Goal: Transcribe the material exactly. Images do not belong in the copy.

Supplied material:
★ ★ ★

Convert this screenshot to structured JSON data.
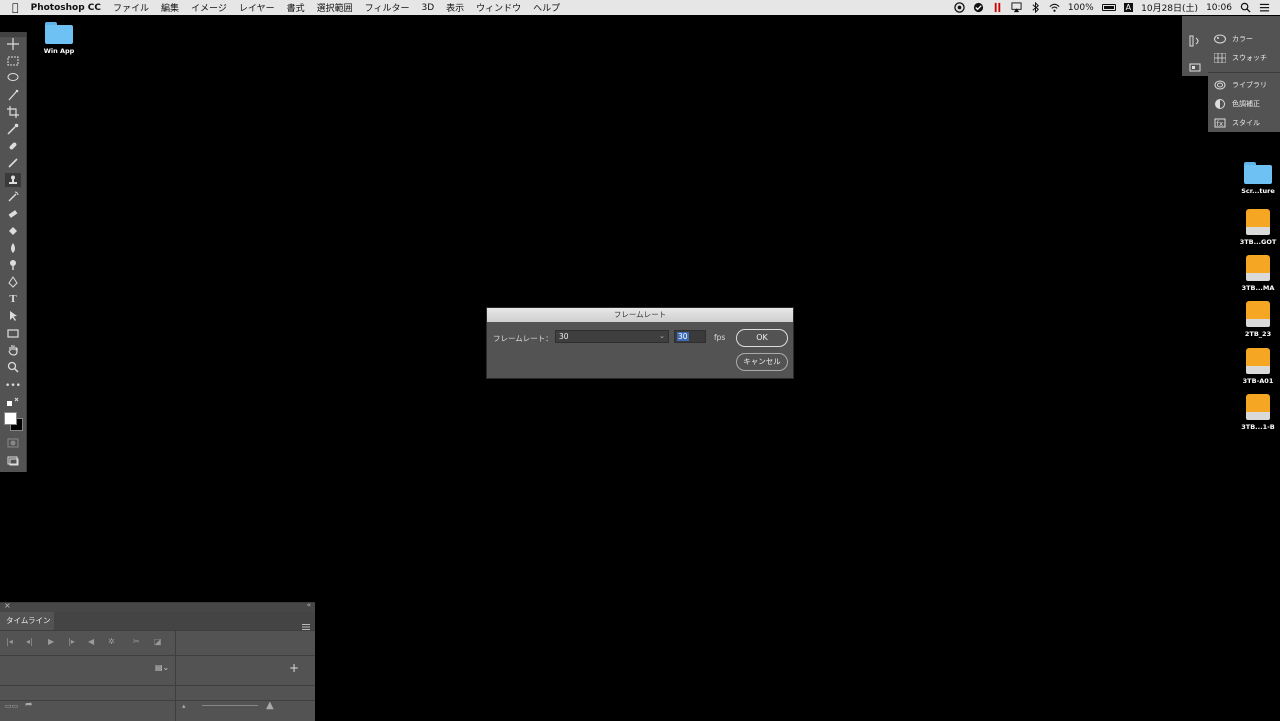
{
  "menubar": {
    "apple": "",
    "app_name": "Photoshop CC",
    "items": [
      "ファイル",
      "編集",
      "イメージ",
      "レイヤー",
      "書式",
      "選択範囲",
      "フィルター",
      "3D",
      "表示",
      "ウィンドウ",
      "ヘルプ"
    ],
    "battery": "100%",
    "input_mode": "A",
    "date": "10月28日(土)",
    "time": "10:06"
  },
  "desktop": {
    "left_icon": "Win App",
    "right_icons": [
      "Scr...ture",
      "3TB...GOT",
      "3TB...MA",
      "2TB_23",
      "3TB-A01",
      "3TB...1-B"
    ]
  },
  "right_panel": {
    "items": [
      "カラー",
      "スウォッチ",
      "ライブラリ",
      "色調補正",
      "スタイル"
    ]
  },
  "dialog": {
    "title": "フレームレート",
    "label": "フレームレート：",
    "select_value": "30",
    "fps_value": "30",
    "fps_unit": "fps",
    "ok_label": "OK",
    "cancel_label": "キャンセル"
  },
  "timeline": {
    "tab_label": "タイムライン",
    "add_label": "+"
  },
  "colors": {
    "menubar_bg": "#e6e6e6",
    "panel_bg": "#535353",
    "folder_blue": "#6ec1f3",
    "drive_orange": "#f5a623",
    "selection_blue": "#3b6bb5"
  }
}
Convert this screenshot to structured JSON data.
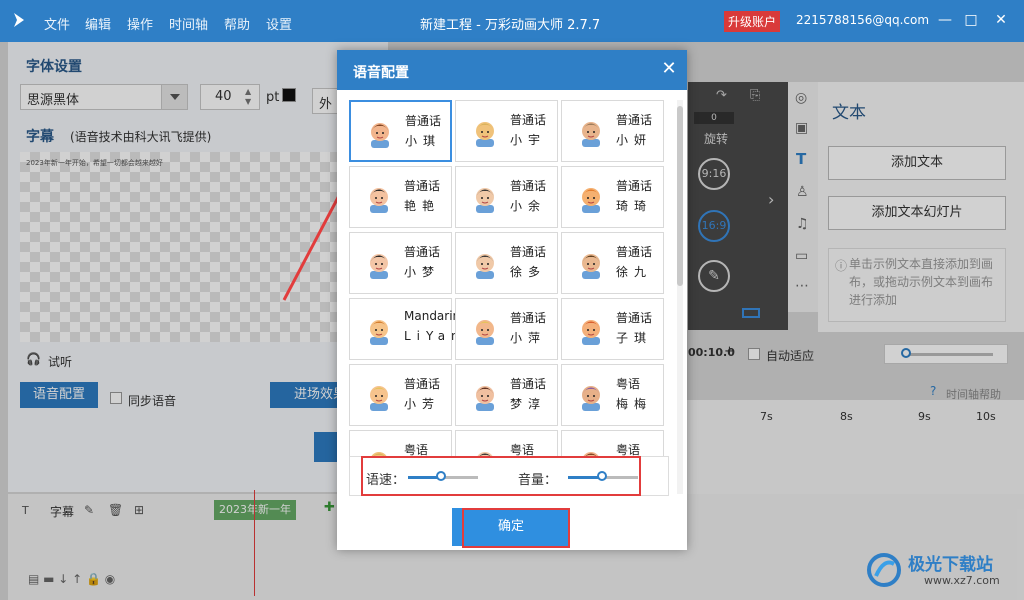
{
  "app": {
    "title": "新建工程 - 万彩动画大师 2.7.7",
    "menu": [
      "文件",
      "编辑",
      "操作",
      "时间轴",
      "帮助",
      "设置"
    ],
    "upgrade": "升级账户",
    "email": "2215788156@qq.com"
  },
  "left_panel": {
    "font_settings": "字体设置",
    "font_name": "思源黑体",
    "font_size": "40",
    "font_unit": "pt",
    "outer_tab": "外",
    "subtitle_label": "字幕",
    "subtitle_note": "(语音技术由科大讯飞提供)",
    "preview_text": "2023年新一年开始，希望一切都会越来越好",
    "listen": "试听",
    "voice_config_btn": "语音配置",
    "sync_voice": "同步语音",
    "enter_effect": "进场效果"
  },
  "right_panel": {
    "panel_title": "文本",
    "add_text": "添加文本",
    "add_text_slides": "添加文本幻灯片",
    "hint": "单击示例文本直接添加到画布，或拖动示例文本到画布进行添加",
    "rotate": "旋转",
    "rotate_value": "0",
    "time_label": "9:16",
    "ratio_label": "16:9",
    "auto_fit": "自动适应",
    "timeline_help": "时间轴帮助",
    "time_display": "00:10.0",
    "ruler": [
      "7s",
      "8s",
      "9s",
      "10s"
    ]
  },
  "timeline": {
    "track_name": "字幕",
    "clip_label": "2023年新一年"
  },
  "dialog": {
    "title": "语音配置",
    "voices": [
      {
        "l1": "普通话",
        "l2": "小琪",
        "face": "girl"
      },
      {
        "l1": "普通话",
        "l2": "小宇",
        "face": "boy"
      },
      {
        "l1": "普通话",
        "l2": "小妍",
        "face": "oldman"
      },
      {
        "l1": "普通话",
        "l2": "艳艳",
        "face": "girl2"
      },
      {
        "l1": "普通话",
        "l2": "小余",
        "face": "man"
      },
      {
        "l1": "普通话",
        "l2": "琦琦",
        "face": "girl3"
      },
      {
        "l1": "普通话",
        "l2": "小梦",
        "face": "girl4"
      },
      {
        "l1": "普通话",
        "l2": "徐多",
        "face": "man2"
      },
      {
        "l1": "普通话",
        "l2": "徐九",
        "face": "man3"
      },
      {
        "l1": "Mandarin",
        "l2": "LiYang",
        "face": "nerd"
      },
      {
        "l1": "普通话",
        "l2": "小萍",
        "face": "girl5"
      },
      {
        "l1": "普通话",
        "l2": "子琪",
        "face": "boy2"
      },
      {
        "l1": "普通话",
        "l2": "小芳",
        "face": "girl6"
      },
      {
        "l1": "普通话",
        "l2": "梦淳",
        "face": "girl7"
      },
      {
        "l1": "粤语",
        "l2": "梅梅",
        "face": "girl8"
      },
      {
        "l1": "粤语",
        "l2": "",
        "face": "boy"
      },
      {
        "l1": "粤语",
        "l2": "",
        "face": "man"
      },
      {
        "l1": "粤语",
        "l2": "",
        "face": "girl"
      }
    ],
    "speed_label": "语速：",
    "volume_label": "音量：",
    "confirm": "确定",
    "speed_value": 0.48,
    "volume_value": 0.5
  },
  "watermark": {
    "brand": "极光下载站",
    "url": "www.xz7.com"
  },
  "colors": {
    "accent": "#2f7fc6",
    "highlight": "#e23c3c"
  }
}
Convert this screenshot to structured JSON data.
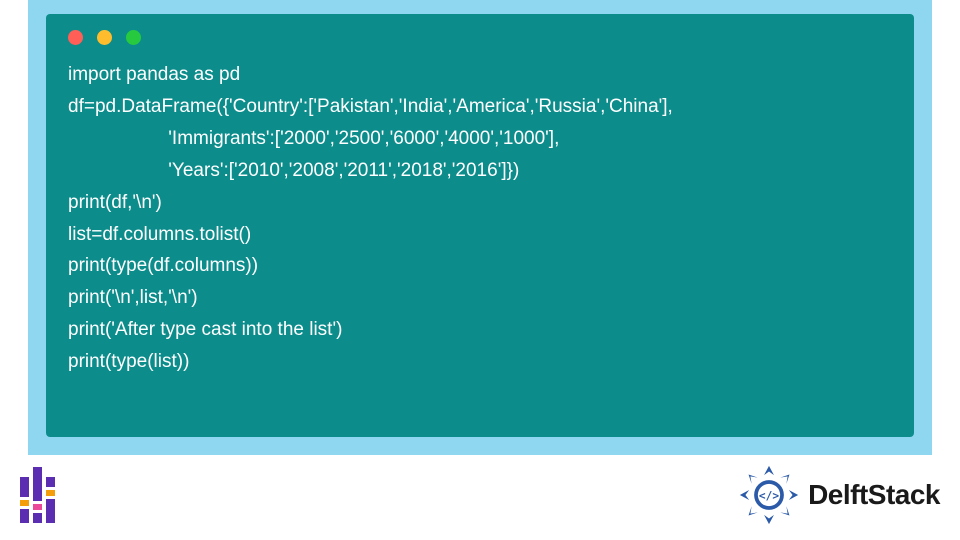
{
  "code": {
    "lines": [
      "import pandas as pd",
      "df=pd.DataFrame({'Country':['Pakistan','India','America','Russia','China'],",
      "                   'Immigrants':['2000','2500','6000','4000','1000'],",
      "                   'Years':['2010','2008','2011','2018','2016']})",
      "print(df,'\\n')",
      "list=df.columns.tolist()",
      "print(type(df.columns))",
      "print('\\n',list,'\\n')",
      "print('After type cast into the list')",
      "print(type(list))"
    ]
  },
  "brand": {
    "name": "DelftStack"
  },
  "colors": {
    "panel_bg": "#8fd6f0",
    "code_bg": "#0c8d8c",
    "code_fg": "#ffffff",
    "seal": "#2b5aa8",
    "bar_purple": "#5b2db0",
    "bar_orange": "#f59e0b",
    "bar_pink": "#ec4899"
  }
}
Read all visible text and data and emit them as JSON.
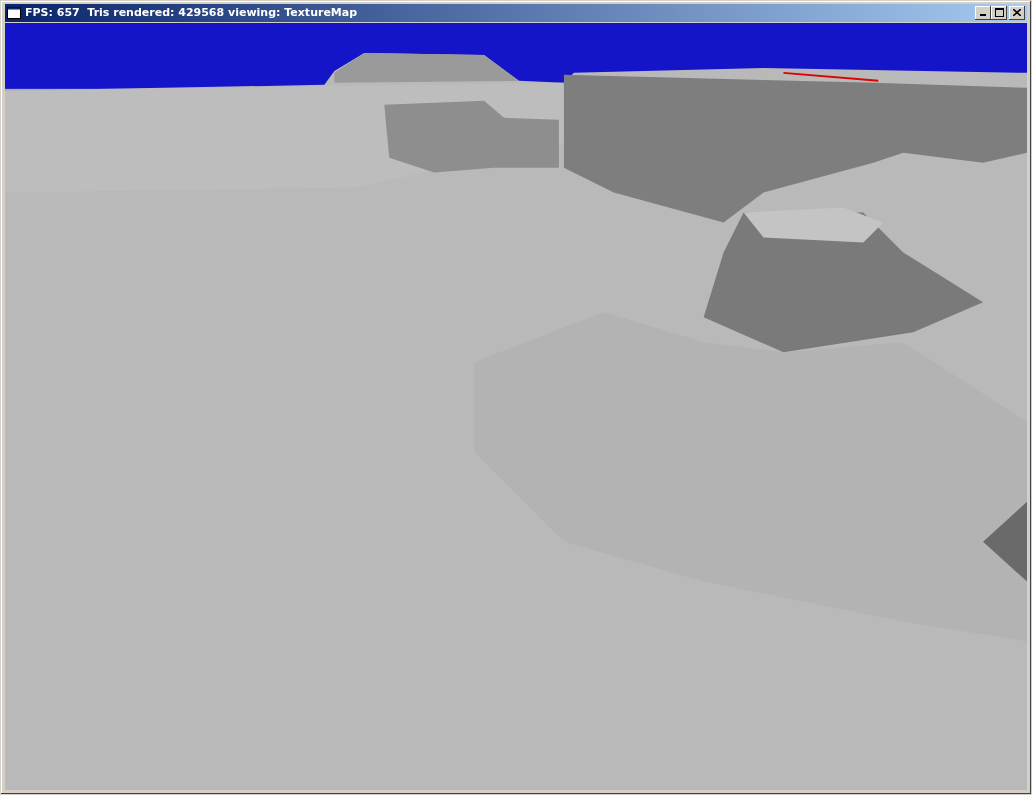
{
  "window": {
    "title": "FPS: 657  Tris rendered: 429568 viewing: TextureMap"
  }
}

★ ★ ★

Exercise solution:
Convert this screenshot to structured JSON data.
{
  "menubar": {
    "apple": "",
    "app_name": "Photoshop CC",
    "items": [
      "ファイル",
      "編集",
      "イメージ",
      "レイヤー",
      "書式",
      "選択範囲",
      "フィルター",
      "3D",
      "表示",
      "ウィンドウ",
      "ヘルプ"
    ],
    "battery": "100%",
    "input_mode": "A",
    "date": "10月28日(土)",
    "time": "10:06"
  },
  "desktop": {
    "left_icon": "Win App",
    "right_icons": [
      "Scr...ture",
      "3TB...GOT",
      "3TB...MA",
      "2TB_23",
      "3TB-A01",
      "3TB...1-B"
    ]
  },
  "right_panel": {
    "items": [
      "カラー",
      "スウォッチ",
      "ライブラリ",
      "色調補正",
      "スタイル"
    ]
  },
  "dialog": {
    "title": "フレームレート",
    "label": "フレームレート：",
    "select_value": "30",
    "fps_value": "30",
    "fps_unit": "fps",
    "ok_label": "OK",
    "cancel_label": "キャンセル"
  },
  "timeline": {
    "tab_label": "タイムライン",
    "add_label": "+"
  },
  "colors": {
    "menubar_bg": "#e6e6e6",
    "panel_bg": "#535353",
    "folder_blue": "#6ec1f3",
    "drive_orange": "#f5a623",
    "selection_blue": "#3b6bb5"
  }
}
Convert this screenshot to structured JSON data.
{
  "app": {
    "title": "新建工程 - 万彩动画大师 2.7.7",
    "menu": [
      "文件",
      "编辑",
      "操作",
      "时间轴",
      "帮助",
      "设置"
    ],
    "upgrade": "升级账户",
    "email": "2215788156@qq.com"
  },
  "left_panel": {
    "font_settings": "字体设置",
    "font_name": "思源黑体",
    "font_size": "40",
    "font_unit": "pt",
    "outer_tab": "外",
    "subtitle_label": "字幕",
    "subtitle_note": "(语音技术由科大讯飞提供)",
    "preview_text": "2023年新一年开始，希望一切都会越来越好",
    "listen": "试听",
    "voice_config_btn": "语音配置",
    "sync_voice": "同步语音",
    "enter_effect": "进场效果"
  },
  "right_panel": {
    "panel_title": "文本",
    "add_text": "添加文本",
    "add_text_slides": "添加文本幻灯片",
    "hint": "单击示例文本直接添加到画布，或拖动示例文本到画布进行添加",
    "rotate": "旋转",
    "rotate_value": "0",
    "time_label": "9:16",
    "ratio_label": "16:9",
    "auto_fit": "自动适应",
    "timeline_help": "时间轴帮助",
    "time_display": "00:10.0",
    "ruler": [
      "7s",
      "8s",
      "9s",
      "10s"
    ]
  },
  "timeline": {
    "track_name": "字幕",
    "clip_label": "2023年新一年"
  },
  "dialog": {
    "title": "语音配置",
    "voices": [
      {
        "l1": "普通话",
        "l2": "小琪",
        "face": "girl"
      },
      {
        "l1": "普通话",
        "l2": "小宇",
        "face": "boy"
      },
      {
        "l1": "普通话",
        "l2": "小妍",
        "face": "oldman"
      },
      {
        "l1": "普通话",
        "l2": "艳艳",
        "face": "girl2"
      },
      {
        "l1": "普通话",
        "l2": "小余",
        "face": "man"
      },
      {
        "l1": "普通话",
        "l2": "琦琦",
        "face": "girl3"
      },
      {
        "l1": "普通话",
        "l2": "小梦",
        "face": "girl4"
      },
      {
        "l1": "普通话",
        "l2": "徐多",
        "face": "man2"
      },
      {
        "l1": "普通话",
        "l2": "徐九",
        "face": "man3"
      },
      {
        "l1": "Mandarin",
        "l2": "LiYang",
        "face": "nerd"
      },
      {
        "l1": "普通话",
        "l2": "小萍",
        "face": "girl5"
      },
      {
        "l1": "普通话",
        "l2": "子琪",
        "face": "boy2"
      },
      {
        "l1": "普通话",
        "l2": "小芳",
        "face": "girl6"
      },
      {
        "l1": "普通话",
        "l2": "梦淳",
        "face": "girl7"
      },
      {
        "l1": "粤语",
        "l2": "梅梅",
        "face": "girl8"
      },
      {
        "l1": "粤语",
        "l2": "",
        "face": "boy"
      },
      {
        "l1": "粤语",
        "l2": "",
        "face": "man"
      },
      {
        "l1": "粤语",
        "l2": "",
        "face": "girl"
      }
    ],
    "speed_label": "语速：",
    "volume_label": "音量：",
    "confirm": "确定",
    "speed_value": 0.48,
    "volume_value": 0.5
  },
  "watermark": {
    "brand": "极光下载站",
    "url": "www.xz7.com"
  },
  "colors": {
    "accent": "#2f7fc6",
    "highlight": "#e23c3c"
  }
}
Convert this screenshot to structured JSON data.
{
  "code": {
    "lines": [
      "import pandas as pd",
      "df=pd.DataFrame({'Country':['Pakistan','India','America','Russia','China'],",
      "                   'Immigrants':['2000','2500','6000','4000','1000'],",
      "                   'Years':['2010','2008','2011','2018','2016']})",
      "print(df,'\\n')",
      "list=df.columns.tolist()",
      "print(type(df.columns))",
      "print('\\n',list,'\\n')",
      "print('After type cast into the list')",
      "print(type(list))"
    ]
  },
  "brand": {
    "name": "DelftStack"
  },
  "colors": {
    "panel_bg": "#8fd6f0",
    "code_bg": "#0c8d8c",
    "code_fg": "#ffffff",
    "seal": "#2b5aa8",
    "bar_purple": "#5b2db0",
    "bar_orange": "#f59e0b",
    "bar_pink": "#ec4899"
  }
}
Read all visible text and data and emit them as JSON.
{
  "window": {
    "title": "FPS: 657  Tris rendered: 429568 viewing: TextureMap"
  }
}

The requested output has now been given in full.